» **Instruction**:
Please give the entries again in full and exactly, without any picture.

(Dataset rows about figures)
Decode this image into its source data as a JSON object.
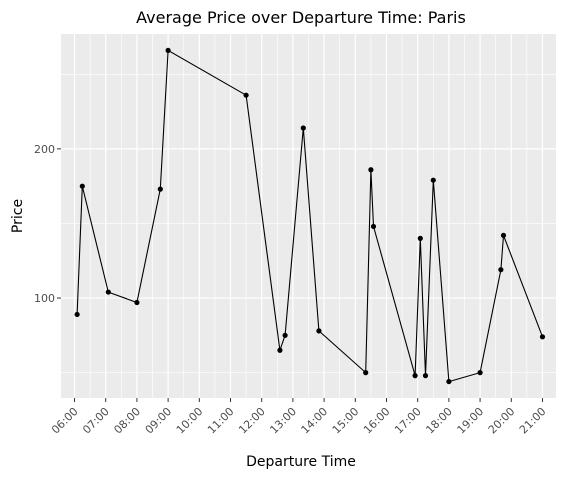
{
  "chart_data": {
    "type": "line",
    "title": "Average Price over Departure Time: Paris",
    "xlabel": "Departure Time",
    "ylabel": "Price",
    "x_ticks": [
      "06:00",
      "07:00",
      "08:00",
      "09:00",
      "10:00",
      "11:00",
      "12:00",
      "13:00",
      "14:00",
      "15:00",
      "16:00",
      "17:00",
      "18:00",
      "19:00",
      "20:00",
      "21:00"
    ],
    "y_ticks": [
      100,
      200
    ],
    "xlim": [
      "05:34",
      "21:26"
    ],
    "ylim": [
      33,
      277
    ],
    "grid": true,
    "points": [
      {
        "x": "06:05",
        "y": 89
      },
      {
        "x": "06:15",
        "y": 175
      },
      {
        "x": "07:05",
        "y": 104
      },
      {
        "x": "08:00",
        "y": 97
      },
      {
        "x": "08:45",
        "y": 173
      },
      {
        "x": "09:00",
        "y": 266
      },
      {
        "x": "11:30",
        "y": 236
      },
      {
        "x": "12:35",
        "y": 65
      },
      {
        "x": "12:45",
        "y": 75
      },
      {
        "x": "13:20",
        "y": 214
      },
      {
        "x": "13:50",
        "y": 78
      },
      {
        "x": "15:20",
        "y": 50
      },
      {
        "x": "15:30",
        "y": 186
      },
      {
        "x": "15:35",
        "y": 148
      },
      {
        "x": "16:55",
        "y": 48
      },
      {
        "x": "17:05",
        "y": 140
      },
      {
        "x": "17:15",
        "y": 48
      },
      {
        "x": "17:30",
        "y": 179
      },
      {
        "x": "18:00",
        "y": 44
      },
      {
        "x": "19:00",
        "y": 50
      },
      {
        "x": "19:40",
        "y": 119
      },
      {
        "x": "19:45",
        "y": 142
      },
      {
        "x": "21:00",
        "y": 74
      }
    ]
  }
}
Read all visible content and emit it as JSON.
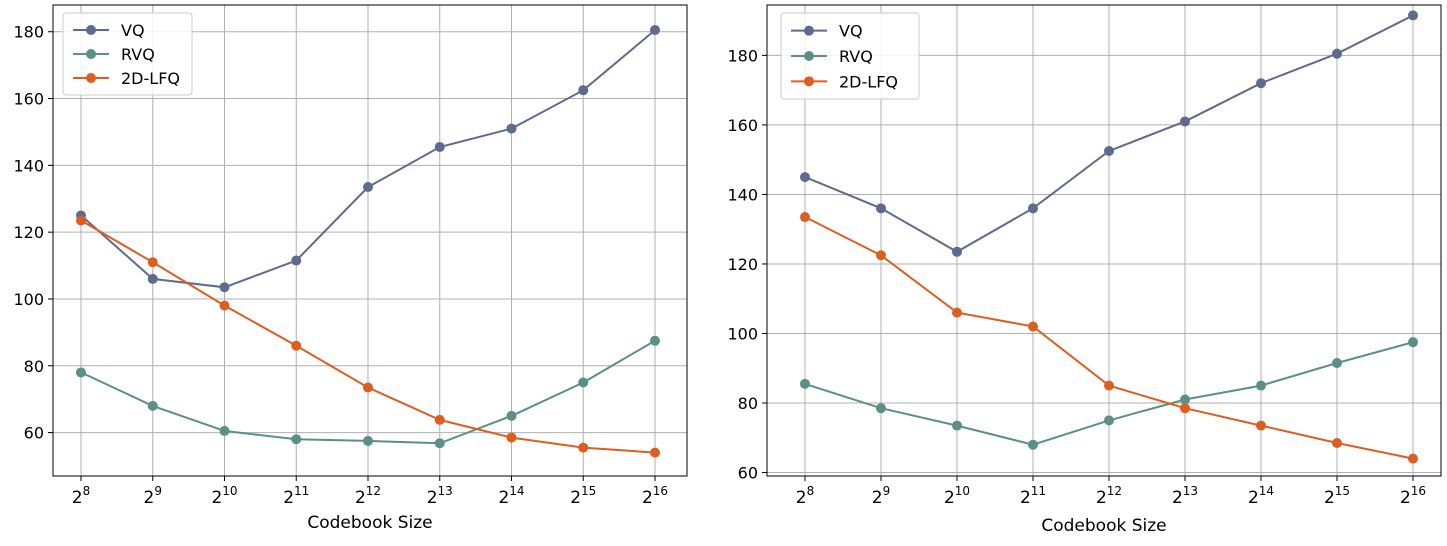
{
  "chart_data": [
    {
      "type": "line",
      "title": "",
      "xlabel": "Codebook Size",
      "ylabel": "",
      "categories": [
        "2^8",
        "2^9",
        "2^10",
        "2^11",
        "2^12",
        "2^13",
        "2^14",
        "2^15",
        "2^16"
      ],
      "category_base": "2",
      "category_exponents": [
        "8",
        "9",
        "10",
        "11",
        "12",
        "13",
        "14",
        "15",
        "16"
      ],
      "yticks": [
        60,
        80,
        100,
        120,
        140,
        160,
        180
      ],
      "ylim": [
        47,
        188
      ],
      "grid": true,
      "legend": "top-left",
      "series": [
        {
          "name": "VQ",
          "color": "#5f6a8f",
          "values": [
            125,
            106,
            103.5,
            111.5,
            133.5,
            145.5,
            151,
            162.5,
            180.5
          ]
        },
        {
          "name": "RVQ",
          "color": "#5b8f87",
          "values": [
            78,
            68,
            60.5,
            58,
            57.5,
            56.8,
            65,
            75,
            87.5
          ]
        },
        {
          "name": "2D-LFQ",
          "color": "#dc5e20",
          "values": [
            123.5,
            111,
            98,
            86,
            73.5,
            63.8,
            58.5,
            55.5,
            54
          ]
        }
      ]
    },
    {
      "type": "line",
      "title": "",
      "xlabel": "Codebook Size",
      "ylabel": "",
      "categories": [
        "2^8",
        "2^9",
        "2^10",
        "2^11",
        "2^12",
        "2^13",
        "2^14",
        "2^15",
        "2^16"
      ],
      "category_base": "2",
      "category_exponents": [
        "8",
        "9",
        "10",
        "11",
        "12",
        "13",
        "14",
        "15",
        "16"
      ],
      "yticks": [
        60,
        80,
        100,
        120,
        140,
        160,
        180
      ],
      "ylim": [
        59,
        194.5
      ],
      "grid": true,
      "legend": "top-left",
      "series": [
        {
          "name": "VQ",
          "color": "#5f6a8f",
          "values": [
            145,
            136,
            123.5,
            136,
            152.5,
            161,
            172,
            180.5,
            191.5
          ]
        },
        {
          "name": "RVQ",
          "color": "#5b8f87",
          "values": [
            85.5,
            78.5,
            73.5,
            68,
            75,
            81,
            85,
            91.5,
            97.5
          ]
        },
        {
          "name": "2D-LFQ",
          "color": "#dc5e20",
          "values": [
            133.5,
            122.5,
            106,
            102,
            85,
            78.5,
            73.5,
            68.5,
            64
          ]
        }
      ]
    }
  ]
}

» **Solution to the problem**:
Decode this image into its source data as a JSON object.
{
  "chart_data": {
    "type": "line",
    "title": "Average Price over Departure Time: Paris",
    "xlabel": "Departure Time",
    "ylabel": "Price",
    "x_ticks": [
      "06:00",
      "07:00",
      "08:00",
      "09:00",
      "10:00",
      "11:00",
      "12:00",
      "13:00",
      "14:00",
      "15:00",
      "16:00",
      "17:00",
      "18:00",
      "19:00",
      "20:00",
      "21:00"
    ],
    "y_ticks": [
      100,
      200
    ],
    "xlim": [
      "05:34",
      "21:26"
    ],
    "ylim": [
      33,
      277
    ],
    "grid": true,
    "points": [
      {
        "x": "06:05",
        "y": 89
      },
      {
        "x": "06:15",
        "y": 175
      },
      {
        "x": "07:05",
        "y": 104
      },
      {
        "x": "08:00",
        "y": 97
      },
      {
        "x": "08:45",
        "y": 173
      },
      {
        "x": "09:00",
        "y": 266
      },
      {
        "x": "11:30",
        "y": 236
      },
      {
        "x": "12:35",
        "y": 65
      },
      {
        "x": "12:45",
        "y": 75
      },
      {
        "x": "13:20",
        "y": 214
      },
      {
        "x": "13:50",
        "y": 78
      },
      {
        "x": "15:20",
        "y": 50
      },
      {
        "x": "15:30",
        "y": 186
      },
      {
        "x": "15:35",
        "y": 148
      },
      {
        "x": "16:55",
        "y": 48
      },
      {
        "x": "17:05",
        "y": 140
      },
      {
        "x": "17:15",
        "y": 48
      },
      {
        "x": "17:30",
        "y": 179
      },
      {
        "x": "18:00",
        "y": 44
      },
      {
        "x": "19:00",
        "y": 50
      },
      {
        "x": "19:40",
        "y": 119
      },
      {
        "x": "19:45",
        "y": 142
      },
      {
        "x": "21:00",
        "y": 74
      }
    ]
  }
}
Read all visible content and emit it as JSON.
{
  "chart_data": [
    {
      "type": "line",
      "title": "",
      "xlabel": "Codebook Size",
      "ylabel": "",
      "categories": [
        "2^8",
        "2^9",
        "2^10",
        "2^11",
        "2^12",
        "2^13",
        "2^14",
        "2^15",
        "2^16"
      ],
      "category_base": "2",
      "category_exponents": [
        "8",
        "9",
        "10",
        "11",
        "12",
        "13",
        "14",
        "15",
        "16"
      ],
      "yticks": [
        60,
        80,
        100,
        120,
        140,
        160,
        180
      ],
      "ylim": [
        47,
        188
      ],
      "grid": true,
      "legend": "top-left",
      "series": [
        {
          "name": "VQ",
          "color": "#5f6a8f",
          "values": [
            125,
            106,
            103.5,
            111.5,
            133.5,
            145.5,
            151,
            162.5,
            180.5
          ]
        },
        {
          "name": "RVQ",
          "color": "#5b8f87",
          "values": [
            78,
            68,
            60.5,
            58,
            57.5,
            56.8,
            65,
            75,
            87.5
          ]
        },
        {
          "name": "2D-LFQ",
          "color": "#dc5e20",
          "values": [
            123.5,
            111,
            98,
            86,
            73.5,
            63.8,
            58.5,
            55.5,
            54
          ]
        }
      ]
    },
    {
      "type": "line",
      "title": "",
      "xlabel": "Codebook Size",
      "ylabel": "",
      "categories": [
        "2^8",
        "2^9",
        "2^10",
        "2^11",
        "2^12",
        "2^13",
        "2^14",
        "2^15",
        "2^16"
      ],
      "category_base": "2",
      "category_exponents": [
        "8",
        "9",
        "10",
        "11",
        "12",
        "13",
        "14",
        "15",
        "16"
      ],
      "yticks": [
        60,
        80,
        100,
        120,
        140,
        160,
        180
      ],
      "ylim": [
        59,
        194.5
      ],
      "grid": true,
      "legend": "top-left",
      "series": [
        {
          "name": "VQ",
          "color": "#5f6a8f",
          "values": [
            145,
            136,
            123.5,
            136,
            152.5,
            161,
            172,
            180.5,
            191.5
          ]
        },
        {
          "name": "RVQ",
          "color": "#5b8f87",
          "values": [
            85.5,
            78.5,
            73.5,
            68,
            75,
            81,
            85,
            91.5,
            97.5
          ]
        },
        {
          "name": "2D-LFQ",
          "color": "#dc5e20",
          "values": [
            133.5,
            122.5,
            106,
            102,
            85,
            78.5,
            73.5,
            68.5,
            64
          ]
        }
      ]
    }
  ]
}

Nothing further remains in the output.